_TASK DETAILS_
Locate every line in the records below that holds the word "pound" and return each one.

_GIVEN RECORDS_
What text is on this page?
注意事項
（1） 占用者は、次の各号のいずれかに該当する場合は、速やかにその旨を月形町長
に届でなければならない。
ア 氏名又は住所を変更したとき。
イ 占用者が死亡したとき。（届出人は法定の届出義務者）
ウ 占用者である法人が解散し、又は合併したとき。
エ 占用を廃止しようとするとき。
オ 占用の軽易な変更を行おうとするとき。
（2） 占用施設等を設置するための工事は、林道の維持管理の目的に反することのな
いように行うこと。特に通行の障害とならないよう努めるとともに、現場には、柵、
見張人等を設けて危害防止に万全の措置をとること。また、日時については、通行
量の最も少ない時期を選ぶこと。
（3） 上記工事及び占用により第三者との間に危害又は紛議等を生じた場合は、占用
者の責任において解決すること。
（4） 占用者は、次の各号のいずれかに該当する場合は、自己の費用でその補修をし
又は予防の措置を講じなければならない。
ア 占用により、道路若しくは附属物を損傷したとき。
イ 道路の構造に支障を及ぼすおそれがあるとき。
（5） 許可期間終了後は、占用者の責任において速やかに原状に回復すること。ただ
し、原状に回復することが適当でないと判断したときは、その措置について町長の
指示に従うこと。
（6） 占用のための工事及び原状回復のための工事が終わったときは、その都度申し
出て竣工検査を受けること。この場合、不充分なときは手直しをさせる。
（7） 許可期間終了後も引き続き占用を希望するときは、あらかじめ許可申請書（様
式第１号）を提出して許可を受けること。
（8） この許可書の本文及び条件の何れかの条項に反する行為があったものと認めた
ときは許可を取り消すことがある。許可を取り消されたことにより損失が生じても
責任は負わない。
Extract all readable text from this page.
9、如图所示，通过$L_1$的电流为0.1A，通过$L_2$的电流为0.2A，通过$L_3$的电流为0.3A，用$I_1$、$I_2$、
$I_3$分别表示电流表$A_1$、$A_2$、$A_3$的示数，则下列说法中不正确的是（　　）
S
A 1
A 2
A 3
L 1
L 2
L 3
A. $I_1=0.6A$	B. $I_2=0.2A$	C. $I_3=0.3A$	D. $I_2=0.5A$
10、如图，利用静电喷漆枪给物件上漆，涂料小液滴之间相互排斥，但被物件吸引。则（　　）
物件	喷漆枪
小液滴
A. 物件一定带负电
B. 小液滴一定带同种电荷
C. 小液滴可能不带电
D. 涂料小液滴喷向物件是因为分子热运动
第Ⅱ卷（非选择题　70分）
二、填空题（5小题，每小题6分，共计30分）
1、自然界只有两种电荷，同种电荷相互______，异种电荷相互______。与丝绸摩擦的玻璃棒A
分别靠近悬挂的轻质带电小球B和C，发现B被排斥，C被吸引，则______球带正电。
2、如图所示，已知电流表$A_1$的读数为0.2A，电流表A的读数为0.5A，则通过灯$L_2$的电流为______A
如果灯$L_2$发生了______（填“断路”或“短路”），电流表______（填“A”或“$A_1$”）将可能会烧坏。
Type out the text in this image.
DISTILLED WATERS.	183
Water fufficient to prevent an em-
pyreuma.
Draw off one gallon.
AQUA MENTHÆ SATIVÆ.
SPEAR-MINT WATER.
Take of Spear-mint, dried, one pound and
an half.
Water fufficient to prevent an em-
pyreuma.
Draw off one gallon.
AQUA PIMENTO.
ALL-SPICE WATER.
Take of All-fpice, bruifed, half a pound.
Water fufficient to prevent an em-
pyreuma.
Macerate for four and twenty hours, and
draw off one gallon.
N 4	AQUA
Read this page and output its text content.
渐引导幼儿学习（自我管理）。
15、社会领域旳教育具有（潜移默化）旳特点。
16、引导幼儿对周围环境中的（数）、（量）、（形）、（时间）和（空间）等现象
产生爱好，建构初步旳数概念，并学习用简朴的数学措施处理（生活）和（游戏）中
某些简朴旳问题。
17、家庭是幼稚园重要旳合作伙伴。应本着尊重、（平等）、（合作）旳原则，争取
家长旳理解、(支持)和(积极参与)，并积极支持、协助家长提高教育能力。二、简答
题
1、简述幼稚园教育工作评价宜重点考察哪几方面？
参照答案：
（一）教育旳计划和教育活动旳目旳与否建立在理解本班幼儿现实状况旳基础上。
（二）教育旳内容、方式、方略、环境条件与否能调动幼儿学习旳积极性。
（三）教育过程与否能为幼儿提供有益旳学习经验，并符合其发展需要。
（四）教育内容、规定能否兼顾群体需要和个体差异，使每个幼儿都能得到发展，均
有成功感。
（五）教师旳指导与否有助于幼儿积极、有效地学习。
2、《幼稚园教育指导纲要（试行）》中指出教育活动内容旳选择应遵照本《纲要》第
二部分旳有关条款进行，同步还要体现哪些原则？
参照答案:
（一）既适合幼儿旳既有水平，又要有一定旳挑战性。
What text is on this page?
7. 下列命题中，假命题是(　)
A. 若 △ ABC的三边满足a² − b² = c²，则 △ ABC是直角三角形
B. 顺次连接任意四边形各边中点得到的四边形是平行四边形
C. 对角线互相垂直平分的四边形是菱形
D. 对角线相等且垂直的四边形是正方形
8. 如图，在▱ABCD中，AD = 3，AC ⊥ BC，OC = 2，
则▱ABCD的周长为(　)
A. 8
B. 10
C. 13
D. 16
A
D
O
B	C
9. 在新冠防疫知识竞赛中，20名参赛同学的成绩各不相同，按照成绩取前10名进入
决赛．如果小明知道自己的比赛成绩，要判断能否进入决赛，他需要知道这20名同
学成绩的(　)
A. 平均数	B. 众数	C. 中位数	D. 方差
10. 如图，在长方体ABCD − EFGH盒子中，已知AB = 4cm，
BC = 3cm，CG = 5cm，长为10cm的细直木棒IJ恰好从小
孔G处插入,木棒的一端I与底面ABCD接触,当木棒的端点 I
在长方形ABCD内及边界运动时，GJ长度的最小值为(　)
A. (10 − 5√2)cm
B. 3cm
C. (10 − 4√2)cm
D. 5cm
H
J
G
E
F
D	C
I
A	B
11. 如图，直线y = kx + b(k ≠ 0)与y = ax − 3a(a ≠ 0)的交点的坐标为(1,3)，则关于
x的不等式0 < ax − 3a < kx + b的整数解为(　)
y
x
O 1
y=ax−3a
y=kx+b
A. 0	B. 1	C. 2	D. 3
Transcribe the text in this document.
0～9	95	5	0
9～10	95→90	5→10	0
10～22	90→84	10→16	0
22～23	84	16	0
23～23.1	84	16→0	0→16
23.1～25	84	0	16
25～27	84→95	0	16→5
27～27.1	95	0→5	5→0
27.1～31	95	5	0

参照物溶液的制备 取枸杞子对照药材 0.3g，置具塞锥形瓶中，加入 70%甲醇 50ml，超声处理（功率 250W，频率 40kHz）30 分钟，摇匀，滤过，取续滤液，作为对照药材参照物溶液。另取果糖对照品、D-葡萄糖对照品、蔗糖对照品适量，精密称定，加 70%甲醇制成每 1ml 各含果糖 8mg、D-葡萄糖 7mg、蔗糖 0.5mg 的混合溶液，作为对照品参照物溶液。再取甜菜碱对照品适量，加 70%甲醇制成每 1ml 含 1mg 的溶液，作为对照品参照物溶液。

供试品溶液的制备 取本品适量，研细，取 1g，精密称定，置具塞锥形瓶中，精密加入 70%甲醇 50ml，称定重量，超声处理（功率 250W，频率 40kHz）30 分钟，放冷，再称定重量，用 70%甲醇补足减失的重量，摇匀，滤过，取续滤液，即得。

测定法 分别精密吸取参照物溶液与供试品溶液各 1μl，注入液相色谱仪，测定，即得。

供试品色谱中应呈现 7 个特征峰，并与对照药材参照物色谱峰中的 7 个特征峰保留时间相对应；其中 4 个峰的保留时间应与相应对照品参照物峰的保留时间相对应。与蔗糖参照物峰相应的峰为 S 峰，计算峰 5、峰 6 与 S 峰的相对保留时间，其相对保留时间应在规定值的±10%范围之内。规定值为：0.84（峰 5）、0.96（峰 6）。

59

_SOLUTION TO THIS TASK_
Take of Spear-mint, dried, one pound and
Take of All-fpice, bruifed, half a pound.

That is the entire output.